Pick out the lines below that include the string "text".
==== MATERIALS PROVIDED
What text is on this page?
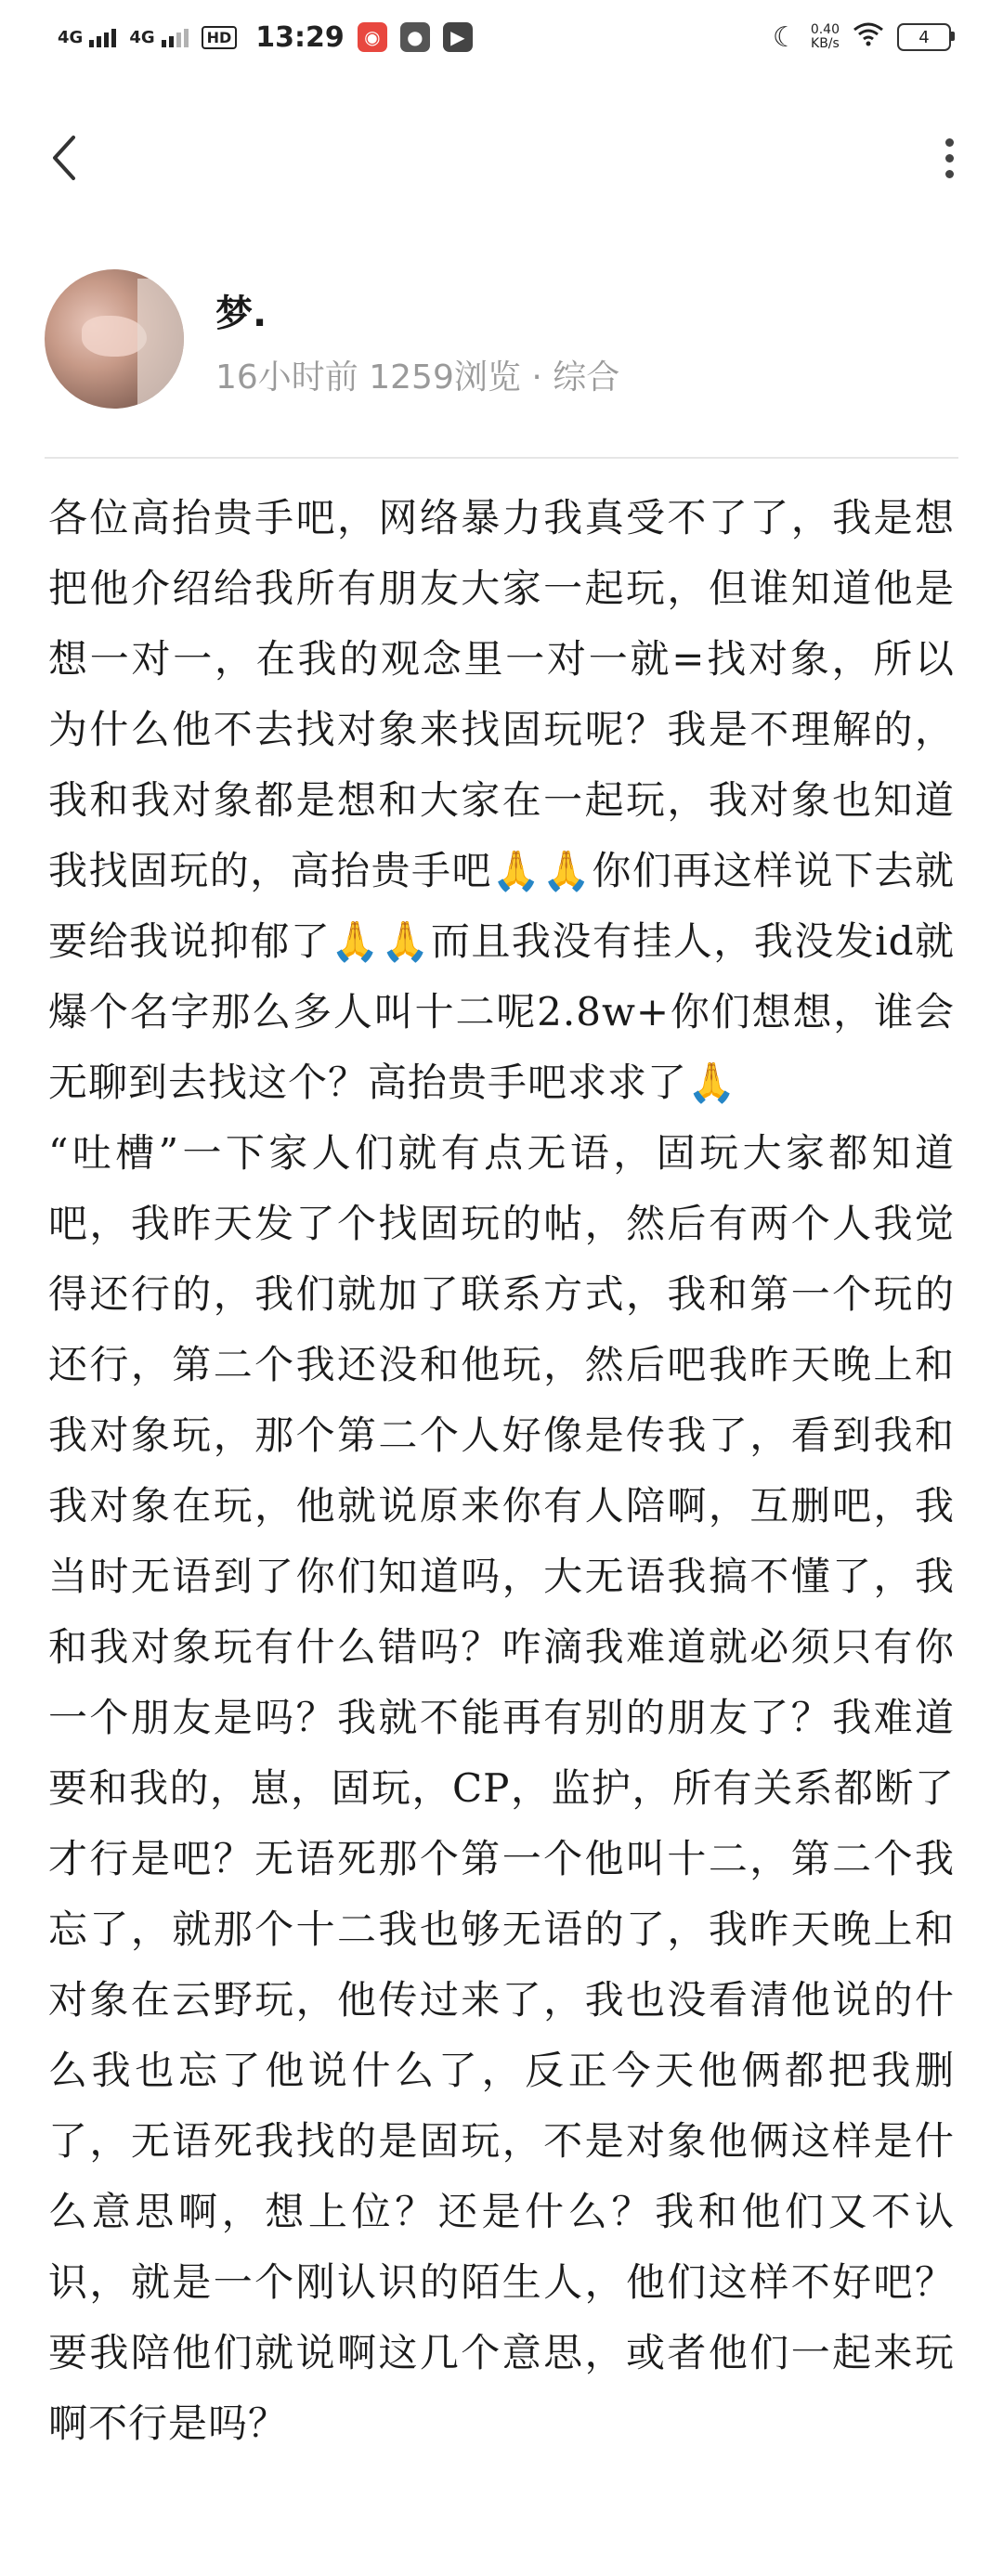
4G	4G	HD 13:29	◉	●	▶	☾ 0.40
KB/s	4
梦.
16小时前 1259浏览 · 综合

各位高抬贵手吧，网络暴力我真受不了了，我是想把他介绍给我所有朋友大家一起玩，但谁知道他是想一对一，在我的观念里一对一就=找对象，所以为什么他不去找对象来找固玩呢？我是不理解的，我和我对象都是想和大家在一起玩，我对象也知道我找固玩的，高抬贵手吧🙏🙏你们再这样说下去就要给我说抑郁了🙏🙏而且我没有挂人，我没发id就爆个名字那么多人叫十二呢2.8w+你们想想，谁会无聊到去找这个？高抬贵手吧求求了🙏

“吐槽”一下家人们就有点无语，固玩大家都知道吧，我昨天发了个找固玩的帖，然后有两个人我觉得还行的，我们就加了联系方式，我和第一个玩的还行，第二个我还没和他玩，然后吧我昨天晚上和我对象玩，那个第二个人好像是传我了，看到我和我对象在玩，他就说原来你有人陪啊，互删吧，我当时无语到了你们知道吗，大无语我搞不懂了，我和我对象玩有什么错吗？咋滴我难道就必须只有你一个朋友是吗？我就不能再有别的朋友了？我难道要和我的，崽，固玩，CP，监护，所有关系都断了才行是吧？无语死那个第一个他叫十二，第二个我忘了，就那个十二我也够无语的了，我昨天晚上和对象在云野玩，他传过来了，我也没看清他说的什么我也忘了他说什么了，反正今天他俩都把我删了，无语死我找的是固玩，不是对象他俩这样是什么意思啊，想上位？还是什么？我和他们又不认识，就是一个刚认识的陌生人，他们这样不好吧？要我陪他们就说啊这几个意思，或者他们一起来玩啊不行是吗？
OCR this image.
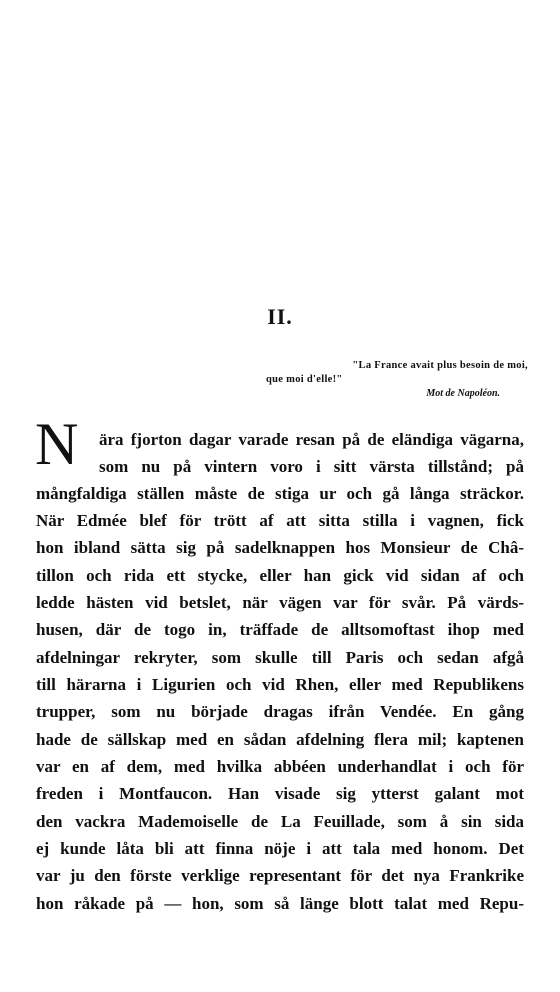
II.
"La France avait plus besoin de moi,
que moi d'elle!"
Mot de Napoléon.
N ära fjorton dagar varade resan på de eländiga vägarna,
som nu på vintern voro i sitt värsta tillstånd; på
mångfaldiga ställen måste de stiga ur och gå långa sträckor.
När Edmée blef för trött af att sitta stilla i vagnen, fick
hon ibland sätta sig på sadelknappen hos Monsieur de Châ-
tillon och rida ett stycke, eller han gick vid sidan af och
ledde hästen vid betslet, när vägen var för svår. På värds-
husen, där de togo in, träffade de alltsomoftast ihop med
afdelningar rekryter, som skulle till Paris och sedan afgå
till härarna i Ligurien och vid Rhen, eller med Republikens
trupper, som nu började dragas ifrån Vendée. En gång
hade de sällskap med en sådan afdelning flera mil; kaptenen
var en af dem, med hvilka abbéen underhandlat i och för
freden i Montfaucon. Han visade sig ytterst galant mot
den vackra Mademoiselle de La Feuillade, som å sin sida
ej kunde låta bli att finna nöje i att tala med honom. Det
var ju den förste verklige representant för det nya Frankrike
hon råkade på — hon, som så länge blott talat med Repu-
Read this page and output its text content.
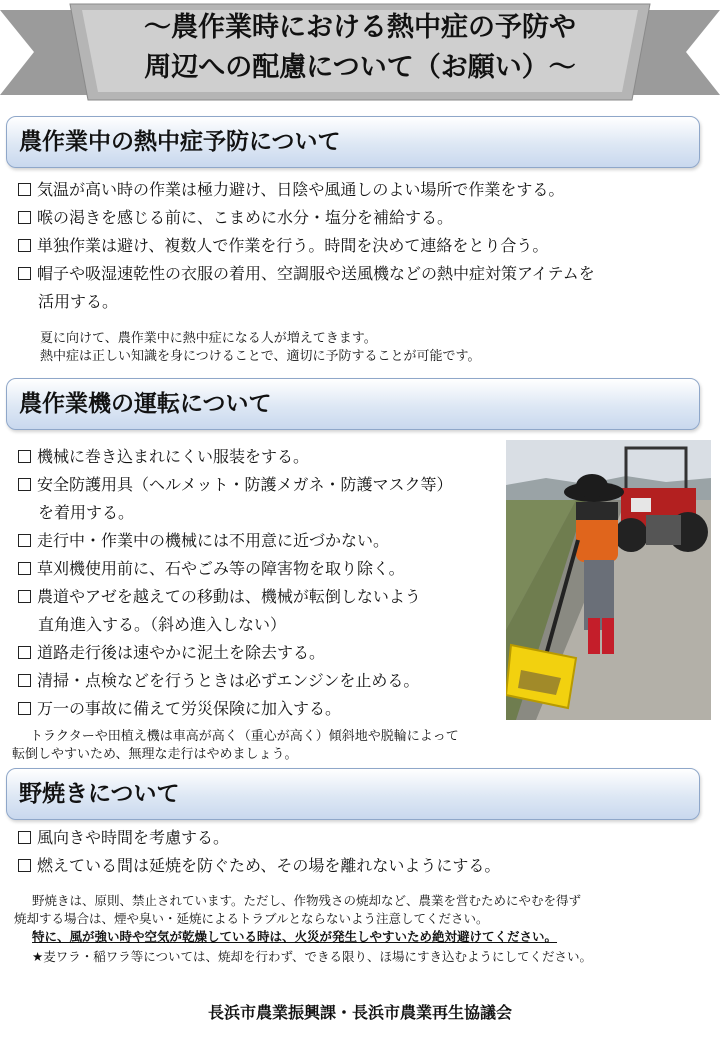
～農作業時における熱中症の予防や
周辺への配慮について（お願い）～
農作業中の熱中症予防について
気温が高い時の作業は極力避け、日陰や風通しのよい場所で作業をする。
喉の渇きを感じる前に、こまめに水分・塩分を補給する。
単独作業は避け、複数人で作業を行う。時間を決めて連絡をとり合う。
帽子や吸湿速乾性の衣服の着用、空調服や送風機などの熱中症対策アイテムを
活用する。
夏に向けて、農作業中に熱中症になる人が増えてきます。
熱中症は正しい知識を身につけることで、適切に予防することが可能です。
農作業機の運転について
機械に巻き込まれにくい服装をする。
安全防護用具（ヘルメット・防護メガネ・防護マスク等）
を着用する。
走行中・作業中の機械には不用意に近づかない。
草刈機使用前に、石やごみ等の障害物を取り除く。
農道やアゼを越えての移動は、機械が転倒しないよう
直角進入する。（斜め進入しない）
道路走行後は速やかに泥土を除去する。
清掃・点検などを行うときは必ずエンジンを止める。
万一の事故に備えて労災保険に加入する。
トラクターや田植え機は車高が高く（重心が高く）傾斜地や脱輪によって
転倒しやすいため、無理な走行はやめましょう。
野焼きについて
風向きや時間を考慮する。
燃えている間は延焼を防ぐため、その場を離れないようにする。
野焼きは、原則、禁止されています。ただし、作物残さの焼却など、農業を営むためにやむを得ず
焼却する場合は、煙や臭い・延焼によるトラブルとならないよう注意してください。
特に、風が強い時や空気が乾燥している時は、火災が発生しやすいため絶対避けてください。
★麦ワラ・稲ワラ等については、焼却を行わず、できる限り、ほ場にすき込むようにしてください。
長浜市農業振興課・長浜市農業再生協議会
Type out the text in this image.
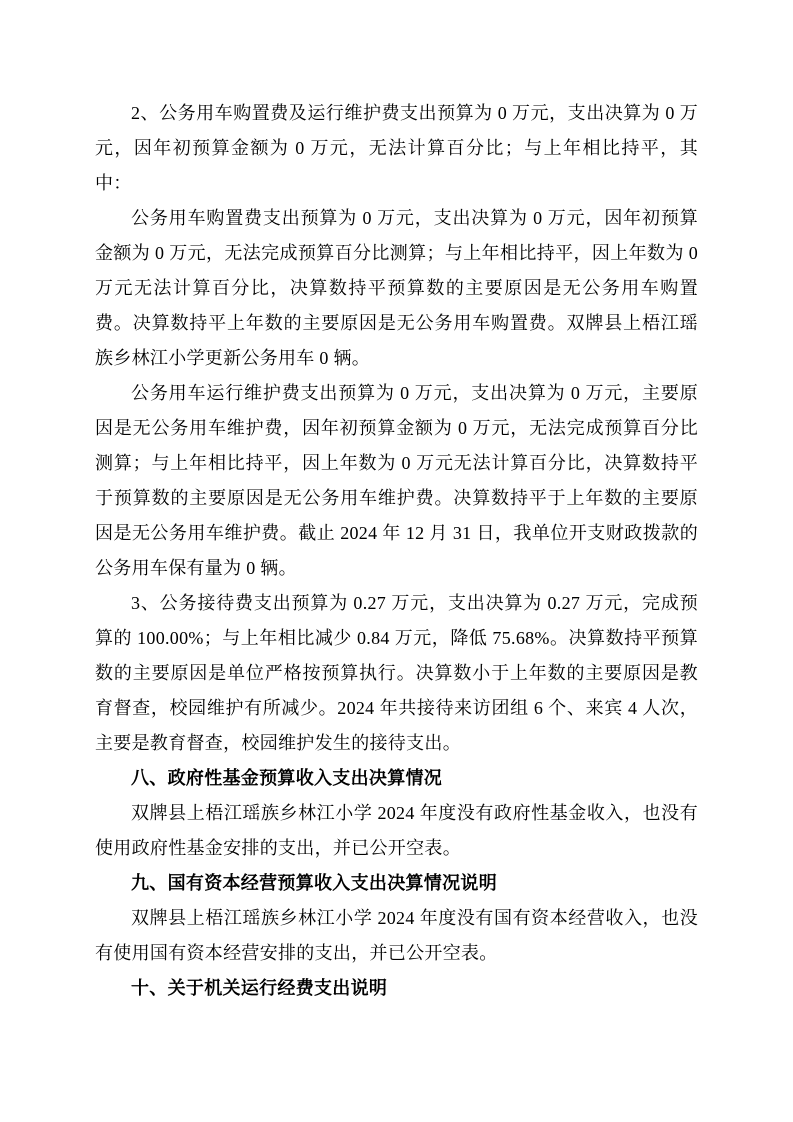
2、公务用车购置费及运行维护费支出预算为 0 万元，支出决算为 0 万元，因年初预算金额为 0 万元，无法计算百分比；与上年相比持平，其中：

公务用车购置费支出预算为 0 万元，支出决算为 0 万元，因年初预算金额为 0 万元，无法完成预算百分比测算；与上年相比持平，因上年数为 0 万元无法计算百分比，决算数持平预算数的主要原因是无公务用车购置费。决算数持平上年数的主要原因是无公务用车购置费。双牌县上梧江瑶族乡林江小学更新公务用车 0 辆。

公务用车运行维护费支出预算为 0 万元，支出决算为 0 万元，主要原因是无公务用车维护费，因年初预算金额为 0 万元，无法完成预算百分比测算；与上年相比持平，因上年数为 0 万元无法计算百分比，决算数持平于预算数的主要原因是无公务用车维护费。决算数持平于上年数的主要原因是无公务用车维护费。截止 2024 年 12 月 31 日，我单位开支财政拨款的公务用车保有量为 0 辆。

3、公务接待费支出预算为 0.27 万元，支出决算为 0.27 万元，完成预算的 100.00%；与上年相比减少 0.84 万元，降低 75.68%。决算数持平预算数的主要原因是单位严格按预算执行。决算数小于上年数的主要原因是教育督查，校园维护有所减少。2024 年共接待来访团组 6 个、来宾 4 人次，主要是教育督查，校园维护发生的接待支出。

八、政府性基金预算收入支出决算情况

双牌县上梧江瑶族乡林江小学 2024 年度没有政府性基金收入，也没有使用政府性基金安排的支出，并已公开空表。

九、国有资本经营预算收入支出决算情况说明

双牌县上梧江瑶族乡林江小学 2024 年度没有国有资本经营收入，也没有使用国有资本经营安排的支出，并已公开空表。

十、关于机关运行经费支出说明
========
TASK SOLUTION
What text is on this page?
Read this page and output its text content.
Type out the text in this image.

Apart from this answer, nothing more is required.